[Dataset records]
+ + +
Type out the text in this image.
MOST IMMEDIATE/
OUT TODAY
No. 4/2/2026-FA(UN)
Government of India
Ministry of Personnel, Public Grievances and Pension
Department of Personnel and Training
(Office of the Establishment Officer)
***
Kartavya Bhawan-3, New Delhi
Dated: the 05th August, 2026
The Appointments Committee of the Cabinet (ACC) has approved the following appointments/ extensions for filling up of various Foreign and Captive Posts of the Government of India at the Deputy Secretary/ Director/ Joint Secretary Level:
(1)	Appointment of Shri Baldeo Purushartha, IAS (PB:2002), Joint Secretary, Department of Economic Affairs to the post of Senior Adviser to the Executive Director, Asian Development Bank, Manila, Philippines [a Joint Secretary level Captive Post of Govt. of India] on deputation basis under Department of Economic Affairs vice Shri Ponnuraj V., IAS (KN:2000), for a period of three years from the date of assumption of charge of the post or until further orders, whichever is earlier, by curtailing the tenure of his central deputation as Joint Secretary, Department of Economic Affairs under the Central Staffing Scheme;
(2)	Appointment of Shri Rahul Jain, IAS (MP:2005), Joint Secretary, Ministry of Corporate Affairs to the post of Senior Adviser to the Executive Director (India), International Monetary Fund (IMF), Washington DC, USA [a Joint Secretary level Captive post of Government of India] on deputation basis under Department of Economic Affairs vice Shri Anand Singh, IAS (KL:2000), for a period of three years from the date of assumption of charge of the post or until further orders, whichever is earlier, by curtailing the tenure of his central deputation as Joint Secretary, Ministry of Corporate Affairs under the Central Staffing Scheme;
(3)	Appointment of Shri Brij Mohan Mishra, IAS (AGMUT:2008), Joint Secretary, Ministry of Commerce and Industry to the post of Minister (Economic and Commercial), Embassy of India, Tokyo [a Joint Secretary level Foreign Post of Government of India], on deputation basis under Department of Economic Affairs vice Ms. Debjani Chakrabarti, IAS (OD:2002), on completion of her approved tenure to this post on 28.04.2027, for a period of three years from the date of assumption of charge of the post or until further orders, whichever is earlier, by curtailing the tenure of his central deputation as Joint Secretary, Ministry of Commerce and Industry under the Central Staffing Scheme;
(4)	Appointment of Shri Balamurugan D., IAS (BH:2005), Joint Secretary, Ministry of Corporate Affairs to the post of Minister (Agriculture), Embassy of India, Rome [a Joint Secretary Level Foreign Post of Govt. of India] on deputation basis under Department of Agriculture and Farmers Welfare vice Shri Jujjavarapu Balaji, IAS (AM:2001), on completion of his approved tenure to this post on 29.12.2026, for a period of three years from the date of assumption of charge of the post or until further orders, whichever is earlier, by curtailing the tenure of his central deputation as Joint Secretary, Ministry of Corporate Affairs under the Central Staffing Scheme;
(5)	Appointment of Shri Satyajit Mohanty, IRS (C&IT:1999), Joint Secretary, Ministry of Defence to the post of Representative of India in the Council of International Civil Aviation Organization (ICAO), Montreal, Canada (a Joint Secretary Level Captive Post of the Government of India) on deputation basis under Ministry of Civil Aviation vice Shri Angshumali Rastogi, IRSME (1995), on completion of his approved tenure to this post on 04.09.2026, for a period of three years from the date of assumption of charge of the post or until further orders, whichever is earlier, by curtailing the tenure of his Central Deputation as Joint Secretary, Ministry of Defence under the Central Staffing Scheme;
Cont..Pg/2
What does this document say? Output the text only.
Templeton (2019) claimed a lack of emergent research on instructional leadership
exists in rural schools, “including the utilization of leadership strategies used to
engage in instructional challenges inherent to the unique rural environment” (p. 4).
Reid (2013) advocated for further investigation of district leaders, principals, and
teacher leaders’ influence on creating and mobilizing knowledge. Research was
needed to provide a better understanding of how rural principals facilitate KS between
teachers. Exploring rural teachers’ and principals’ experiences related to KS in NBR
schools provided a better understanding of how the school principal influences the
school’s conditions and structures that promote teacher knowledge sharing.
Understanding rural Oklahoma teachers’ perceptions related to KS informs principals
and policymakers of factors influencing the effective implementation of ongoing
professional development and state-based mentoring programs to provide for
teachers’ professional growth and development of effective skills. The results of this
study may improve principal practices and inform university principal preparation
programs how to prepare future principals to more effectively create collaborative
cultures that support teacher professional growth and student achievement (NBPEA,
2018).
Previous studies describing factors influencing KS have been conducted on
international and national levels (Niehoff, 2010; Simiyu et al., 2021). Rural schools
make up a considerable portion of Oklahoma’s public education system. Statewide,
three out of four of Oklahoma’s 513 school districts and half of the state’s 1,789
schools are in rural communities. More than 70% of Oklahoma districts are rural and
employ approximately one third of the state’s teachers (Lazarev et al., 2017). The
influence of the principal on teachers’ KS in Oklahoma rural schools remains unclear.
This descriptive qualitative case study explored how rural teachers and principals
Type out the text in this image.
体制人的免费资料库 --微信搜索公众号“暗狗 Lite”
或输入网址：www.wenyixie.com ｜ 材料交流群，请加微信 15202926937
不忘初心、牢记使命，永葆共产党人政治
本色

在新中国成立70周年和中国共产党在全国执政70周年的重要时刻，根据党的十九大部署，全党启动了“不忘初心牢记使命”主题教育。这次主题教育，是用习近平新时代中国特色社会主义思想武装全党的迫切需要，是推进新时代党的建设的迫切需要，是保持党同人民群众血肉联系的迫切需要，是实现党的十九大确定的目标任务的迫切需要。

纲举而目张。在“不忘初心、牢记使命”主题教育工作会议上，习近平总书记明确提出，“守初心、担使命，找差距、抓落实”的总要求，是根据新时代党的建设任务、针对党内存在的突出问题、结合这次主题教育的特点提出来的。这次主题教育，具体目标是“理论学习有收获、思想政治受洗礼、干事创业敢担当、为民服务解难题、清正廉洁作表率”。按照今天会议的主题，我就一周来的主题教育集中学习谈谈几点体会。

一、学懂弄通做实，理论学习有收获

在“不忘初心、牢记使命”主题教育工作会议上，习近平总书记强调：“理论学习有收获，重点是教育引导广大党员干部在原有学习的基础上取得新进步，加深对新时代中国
+ + +
* **Problem details**: Only the count is wanted: report how many lines of the material above hold the word "instructional".

* **Correct answer**: 2